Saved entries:
########################################
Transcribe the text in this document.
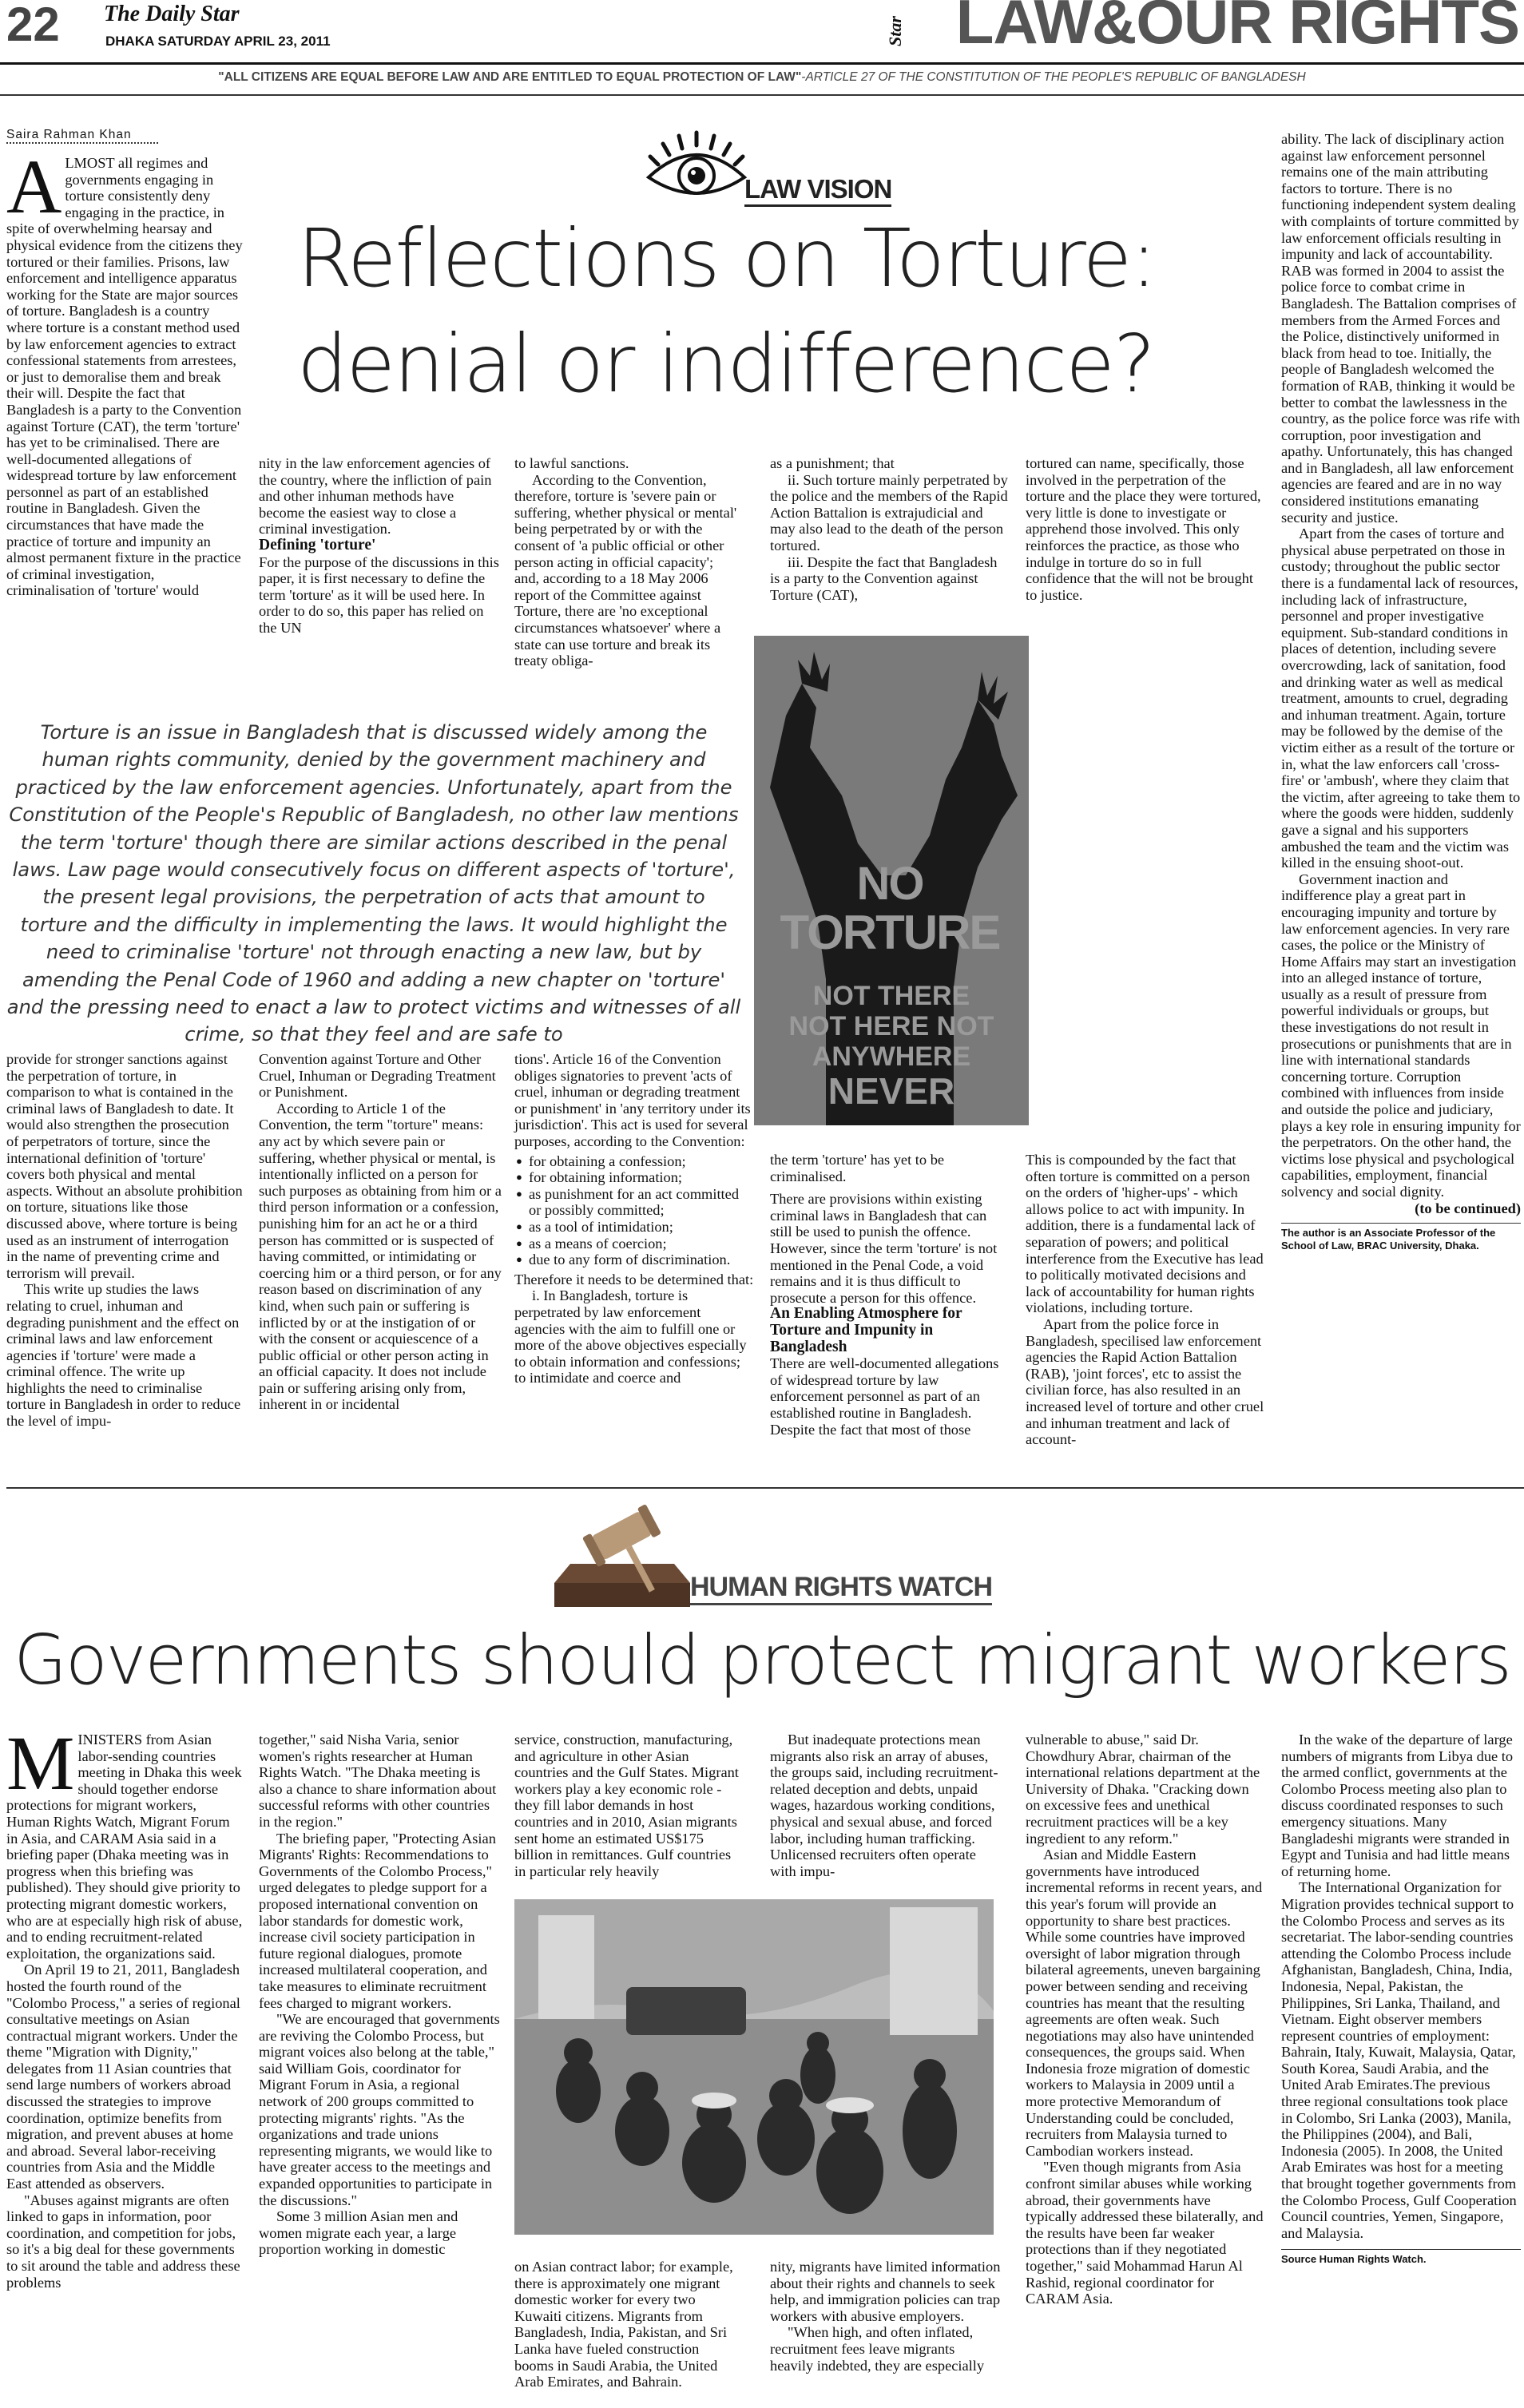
22 The Daily Star
DHAKA SATURDAY APRIL 23, 2011	Star LAW&OUR RIGHTS
"ALL CITIZENS ARE EQUAL BEFORE LAW AND ARE ENTITLED TO EQUAL PROTECTION OF LAW"-ARTICLE 27 OF THE CONSTITUTION OF THE PEOPLE'S REPUBLIC OF BANGLADESH
Saira Rahman Khan
LAW VISION
Reflections on Torture: denial or indifference?
ALMOST all regimes and governments engaging in torture consistently deny engaging in the practice, in spite of overwhelming hearsay and physical evidence from the citizens they tortured or their families. Prisons, law enforcement and intelligence apparatus working for the State are major sources of torture. Bangladesh is a country where torture is a constant method used by law enforcement agencies to extract confessional statements from arrestees, or just to demoralise them and break their will. Despite the fact that Bangladesh is a party to the Convention against Torture (CAT), the term 'torture' has yet to be criminalised. There are well-documented allegations of widespread torture by law enforcement personnel as part of an established routine in Bangladesh. Given the circumstances that have made the practice of torture and impunity an almost permanent fixture in the practice of criminal investigation, criminalisation of 'torture' would

nity in the law enforcement agencies of the country, where the infliction of pain and other inhuman methods have become the easiest way to close a criminal investigation.

Defining 'torture'

For the purpose of the discussions in this paper, it is first necessary to define the term 'torture' as it will be used here. In order to do so, this paper has relied on the UN

to lawful sanctions.

According to the Convention, therefore, torture is 'severe pain or suffering, whether physical or mental' being perpetrated by or with the consent of 'a public official or other person acting in official capacity'; and, according to a 18 May 2006 report of the Committee against Torture, there are 'no exceptional circumstances whatsoever' where a state can use torture and break its treaty obliga-

as a punishment; that

ii. Such torture mainly perpetrated by the police and the members of the Rapid Action Battalion is extrajudicial and may also lead to the death of the person tortured.

iii. Despite the fact that Bangladesh is a party to the Convention against Torture (CAT),

tortured can name, specifically, those involved in the perpetration of the torture and the place they were tortured, very little is done to investigate or apprehend those involved. This only reinforces the practice, as those who indulge in torture do so in full confidence that the will not be brought to justice.

Torture is an issue in Bangladesh that is discussed widely among the human rights community, denied by the government machinery and practiced by the law enforcement agencies. Unfortunately, apart from the Constitution of the People's Republic of Bangladesh, no other law mentions the term 'torture' though there are similar actions described in the penal laws. Law page would consecutively focus on different aspects of 'torture', the present legal provisions, the perpetration of acts that amount to torture and the difficulty in implementing the laws. It would highlight the need to criminalise 'torture' not through enacting a new law, but by amending the Penal Code of 1960 and adding a new chapter on 'torture' and the pressing need to enact a law to protect victims and witnesses of all crime, so that they feel and are safe to
NO
TORTURE
NOT THERE
NOT HERE NOT
ANYWHERE
NEVER

ability. The lack of disciplinary action against law enforcement personnel remains one of the main attributing factors to torture. There is no functioning independent system dealing with complaints of torture committed by law enforcement officials resulting in impunity and lack of accountability. RAB was formed in 2004 to assist the police force to combat crime in Bangladesh. The Battalion comprises of members from the Armed Forces and the Police, distinctively uniformed in black from head to toe. Initially, the people of Bangladesh welcomed the formation of RAB, thinking it would be better to combat the lawlessness in the country, as the police force was rife with corruption, poor investigation and apathy. Unfortunately, this has changed and in Bangladesh, all law enforcement agencies are feared and are in no way considered institutions emanating security and justice.

Apart from the cases of torture and physical abuse perpetrated on those in custody; throughout the public sector there is a fundamental lack of resources, including lack of infrastructure, personnel and proper investigative equipment. Sub-standard conditions in places of detention, including severe overcrowding, lack of sanitation, food and drinking water as well as medical treatment, amounts to cruel, degrading and inhuman treatment. Again, torture may be followed by the demise of the victim either as a result of the torture or in, what the law enforcers call 'cross-fire' or 'ambush', where they claim that the victim, after agreeing to take them to where the goods were hidden, suddenly gave a signal and his supporters ambushed the team and the victim was killed in the ensuing shoot-out.

Government inaction and indifference play a great part in encouraging impunity and torture by law enforcement agencies. In very rare cases, the police or the Ministry of Home Affairs may start an investigation into an alleged instance of torture, usually as a result of pressure from powerful individuals or groups, but these investigations do not result in prosecutions or punishments that are in line with international standards concerning torture. Corruption combined with influences from inside and outside the police and judiciary, plays a key role in ensuring impunity for the perpetrators. On the other hand, the victims lose physical and psychological capabilities, employment, financial solvency and social dignity.

(to be continued)

The author is an Associate Professor of the School of Law, BRAC University, Dhaka.

provide for stronger sanctions against the perpetration of torture, in comparison to what is contained in the criminal laws of Bangladesh to date. It would also strengthen the prosecution of perpetrators of torture, since the international definition of 'torture' covers both physical and mental aspects. Without an absolute prohibition on torture, situations like those discussed above, where torture is being used as an instrument of interrogation in the name of preventing crime and terrorism will prevail.

This write up studies the laws relating to cruel, inhuman and degrading punishment and the effect on criminal laws and law enforcement agencies if 'torture' were made a criminal offence. The write up highlights the need to criminalise torture in Bangladesh in order to reduce the level of impu-

Convention against Torture and Other Cruel, Inhuman or Degrading Treatment or Punishment.

According to Article 1 of the Convention, the term "torture" means: any act by which severe pain or suffering, whether physical or mental, is intentionally inflicted on a person for such purposes as obtaining from him or a third person information or a confession, punishing him for an act he or a third person has committed or is suspected of having committed, or intimidating or coercing him or a third person, or for any reason based on discrimination of any kind, when such pain or suffering is inflicted by or at the instigation of or with the consent or acquiescence of a public official or other person acting in an official capacity. It does not include pain or suffering arising only from, inherent in or incidental

tions'. Article 16 of the Convention obliges signatories to prevent 'acts of cruel, inhuman or degrading treatment or punishment' in 'any territory under its jurisdiction'. This act is used for several purposes, according to the Convention:

● for obtaining a confession;
● for obtaining information;
● as punishment for an act committed or possibly committed;
● as a tool of intimidation;
● as a means of coercion;
● due to any form of discrimination.

Therefore it needs to be determined that:

i. In Bangladesh, torture is perpetrated by law enforcement agencies with the aim to fulfill one or more of the above objectives especially to obtain information and confessions; to intimidate and coerce and

the term 'torture' has yet to be criminalised.

There are provisions within existing criminal laws in Bangladesh that can still be used to punish the offence. However, since the term 'torture' is not mentioned in the Penal Code, a void remains and it is thus difficult to prosecute a person for this offence.

An Enabling Atmosphere for Torture and Impunity in Bangladesh

There are well-documented allegations of widespread torture by law enforcement personnel as part of an established routine in Bangladesh. Despite the fact that most of those

This is compounded by the fact that often torture is committed on a person on the orders of 'higher-ups' - which allows police to act with impunity. In addition, there is a fundamental lack of separation of powers; and political interference from the Executive has lead to politically motivated decisions and lack of accountability for human rights violations, including torture.

Apart from the police force in Bangladesh, specilised law enforcement agencies the Rapid Action Battalion (RAB), 'joint forces', etc to assist the civilian force, has also resulted in an increased level of torture and other cruel and inhuman treatment and lack of account-

HUMAN RIGHTS WATCH
Governments should protect migrant workers
MINISTERS from Asian labor-sending countries meeting in Dhaka this week should together endorse protections for migrant workers, Human Rights Watch, Migrant Forum in Asia, and CARAM Asia said in a briefing paper (Dhaka meeting was in progress when this briefing was published). They should give priority to protecting migrant domestic workers, who are at especially high risk of abuse, and to ending recruitment-related exploitation, the organizations said.

On April 19 to 21, 2011, Bangladesh hosted the fourth round of the "Colombo Process," a series of regional consultative meetings on Asian contractual migrant workers. Under the theme "Migration with Dignity," delegates from 11 Asian countries that send large numbers of workers abroad discussed the strategies to improve coordination, optimize benefits from migration, and prevent abuses at home and abroad. Several labor-receiving countries from Asia and the Middle East attended as observers.

"Abuses against migrants are often linked to gaps in information, poor coordination, and competition for jobs, so it's a big deal for these governments to sit around the table and address these problems

together," said Nisha Varia, senior women's rights researcher at Human Rights Watch. "The Dhaka meeting is also a chance to share information about successful reforms with other countries in the region."

The briefing paper, "Protecting Asian Migrants' Rights: Recommendations to Governments of the Colombo Process," urged delegates to pledge support for a proposed international convention on labor standards for domestic work, increase civil society participation in future regional dialogues, promote increased multilateral cooperation, and take measures to eliminate recruitment fees charged to migrant workers.

"We are encouraged that governments are reviving the Colombo Process, but migrant voices also belong at the table," said William Gois, coordinator for Migrant Forum in Asia, a regional network of 200 groups committed to protecting migrants' rights. "As the organizations and trade unions representing migrants, we would like to have greater access to the meetings and expanded opportunities to participate in the discussions."

Some 3 million Asian men and women migrate each year, a large proportion working in domestic

service, construction, manufacturing, and agriculture in other Asian countries and the Gulf States. Migrant workers play a key economic role - they fill labor demands in host countries and in 2010, Asian migrants sent home an estimated US$175 billion in remittances. Gulf countries in particular rely heavily

But inadequate protections mean migrants also risk an array of abuses, the groups said, including recruitment-related deception and debts, unpaid wages, hazardous working conditions, physical and sexual abuse, and forced labor, including human trafficking. Unlicensed recruiters often operate with impu-

on Asian contract labor; for example, there is approximately one migrant domestic worker for every two Kuwaiti citizens. Migrants from Bangladesh, India, Pakistan, and Sri Lanka have fueled construction booms in Saudi Arabia, the United Arab Emirates, and Bahrain.

nity, migrants have limited information about their rights and channels to seek help, and immigration policies can trap workers with abusive employers.

"When high, and often inflated, recruitment fees leave migrants heavily indebted, they are especially

vulnerable to abuse," said Dr. Chowdhury Abrar, chairman of the international relations department at the University of Dhaka. "Cracking down on excessive fees and unethical recruitment practices will be a key ingredient to any reform."

Asian and Middle Eastern governments have introduced incremental reforms in recent years, and this year's forum will provide an opportunity to share best practices. While some countries have improved oversight of labor migration through bilateral agreements, uneven bargaining power between sending and receiving countries has meant that the resulting agreements are often weak. Such negotiations may also have unintended consequences, the groups said. When Indonesia froze migration of domestic workers to Malaysia in 2009 until a more protective Memorandum of Understanding could be concluded, recruiters from Malaysia turned to Cambodian workers instead.

"Even though migrants from Asia confront similar abuses while working abroad, their governments have typically addressed these bilaterally, and the results have been far weaker protections than if they negotiated together," said Mohammad Harun Al Rashid, regional coordinator for CARAM Asia.

In the wake of the departure of large numbers of migrants from Libya due to the armed conflict, governments at the Colombo Process meeting also plan to discuss coordinated responses to such emergency situations. Many Bangladeshi migrants were stranded in Egypt and Tunisia and had little means of returning home.

The International Organization for Migration provides technical support to the Colombo Process and serves as its secretariat. The labor-sending countries attending the Colombo Process include Afghanistan, Bangladesh, China, India, Indonesia, Nepal, Pakistan, the Philippines, Sri Lanka, Thailand, and Vietnam. Eight observer members represent countries of employment: Bahrain, Italy, Kuwait, Malaysia, Qatar, South Korea, Saudi Arabia, and the United Arab Emirates.The previous three regional consultations took place in Colombo, Sri Lanka (2003), Manila, the Philippines (2004), and Bali, Indonesia (2005). In 2008, the United Arab Emirates was host for a meeting that brought together governments from the Colombo Process, Gulf Cooperation Council countries, Yemen, Singapore, and Malaysia.

Source Human Rights Watch.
########################################
Select and copy every line of the listing with the word "increased".

Apart from the police force in Bangladesh, specilised law enforcement agencies the Rapid Action Battalion (RAB), 'joint forces', etc to assist the civilian force, has also resulted in an increased level of torture and other cruel and inhuman treatment and lack of account-
The briefing paper, "Protecting Asian Migrants' Rights: Recommendations to Governments of the Colombo Process," urged delegates to pledge support for a proposed international convention on labor standards for domestic work, increase civil society participation in future regional dialogues, promote increased multilateral cooperation, and take measures to eliminate recruitment fees charged to migrant workers.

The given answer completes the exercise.